- _What you should do_:
Find each line with the string "wszelkimi" and copy it.

┌─ Extracted material

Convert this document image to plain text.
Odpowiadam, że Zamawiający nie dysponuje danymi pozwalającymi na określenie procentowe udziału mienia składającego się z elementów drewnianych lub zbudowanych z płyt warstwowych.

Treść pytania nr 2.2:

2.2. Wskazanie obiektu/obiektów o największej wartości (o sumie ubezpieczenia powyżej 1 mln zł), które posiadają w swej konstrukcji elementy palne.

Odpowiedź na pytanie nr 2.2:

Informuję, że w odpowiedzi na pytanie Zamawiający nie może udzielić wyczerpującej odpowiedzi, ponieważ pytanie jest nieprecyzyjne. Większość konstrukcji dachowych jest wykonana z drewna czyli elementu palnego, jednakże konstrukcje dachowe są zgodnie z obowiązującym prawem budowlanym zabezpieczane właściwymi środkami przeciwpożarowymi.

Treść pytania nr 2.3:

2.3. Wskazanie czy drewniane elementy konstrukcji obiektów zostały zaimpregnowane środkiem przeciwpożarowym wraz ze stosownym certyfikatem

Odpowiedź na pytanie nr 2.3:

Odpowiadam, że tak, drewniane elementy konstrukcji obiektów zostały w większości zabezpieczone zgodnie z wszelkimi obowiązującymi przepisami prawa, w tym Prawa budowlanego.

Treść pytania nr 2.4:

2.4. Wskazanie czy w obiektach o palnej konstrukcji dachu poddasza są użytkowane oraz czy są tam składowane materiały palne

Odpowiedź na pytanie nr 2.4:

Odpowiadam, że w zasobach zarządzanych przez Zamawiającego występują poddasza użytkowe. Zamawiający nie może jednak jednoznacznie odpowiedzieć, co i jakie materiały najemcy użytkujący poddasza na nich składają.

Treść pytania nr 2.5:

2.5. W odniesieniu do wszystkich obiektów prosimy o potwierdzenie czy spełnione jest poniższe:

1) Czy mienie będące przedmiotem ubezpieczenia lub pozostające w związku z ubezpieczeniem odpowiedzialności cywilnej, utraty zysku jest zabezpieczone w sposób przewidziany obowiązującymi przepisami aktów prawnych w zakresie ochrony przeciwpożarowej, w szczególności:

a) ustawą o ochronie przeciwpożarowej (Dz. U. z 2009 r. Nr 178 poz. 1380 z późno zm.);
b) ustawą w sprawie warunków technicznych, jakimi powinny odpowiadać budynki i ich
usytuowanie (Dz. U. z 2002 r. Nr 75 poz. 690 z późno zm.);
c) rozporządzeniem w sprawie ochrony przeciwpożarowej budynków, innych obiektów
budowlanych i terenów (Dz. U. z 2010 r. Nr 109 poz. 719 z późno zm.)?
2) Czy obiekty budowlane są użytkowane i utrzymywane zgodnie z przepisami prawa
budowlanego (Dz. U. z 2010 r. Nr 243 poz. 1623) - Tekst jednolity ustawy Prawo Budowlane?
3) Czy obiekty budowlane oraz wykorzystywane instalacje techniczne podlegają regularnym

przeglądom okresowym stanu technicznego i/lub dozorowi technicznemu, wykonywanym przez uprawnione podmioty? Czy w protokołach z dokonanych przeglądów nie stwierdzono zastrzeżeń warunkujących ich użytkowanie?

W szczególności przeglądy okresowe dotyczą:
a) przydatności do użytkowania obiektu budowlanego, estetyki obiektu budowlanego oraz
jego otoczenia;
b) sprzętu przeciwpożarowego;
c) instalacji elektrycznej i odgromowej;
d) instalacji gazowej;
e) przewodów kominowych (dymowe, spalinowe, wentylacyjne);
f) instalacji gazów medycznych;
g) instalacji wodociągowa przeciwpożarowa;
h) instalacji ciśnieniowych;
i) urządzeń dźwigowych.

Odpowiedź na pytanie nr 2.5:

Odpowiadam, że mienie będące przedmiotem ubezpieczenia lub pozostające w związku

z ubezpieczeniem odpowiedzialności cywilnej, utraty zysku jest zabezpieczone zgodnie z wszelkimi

└─

- _Result of this task_:
Odpowiadam, że tak, drewniane elementy konstrukcji obiektów zostały w większości zabezpieczone zgodnie z wszelkimi obowiązującymi przepisami prawa, w tym Prawa budowlanego.
z ubezpieczeniem odpowiedzialności cywilnej, utraty zysku jest zabezpieczone zgodnie z wszelkimi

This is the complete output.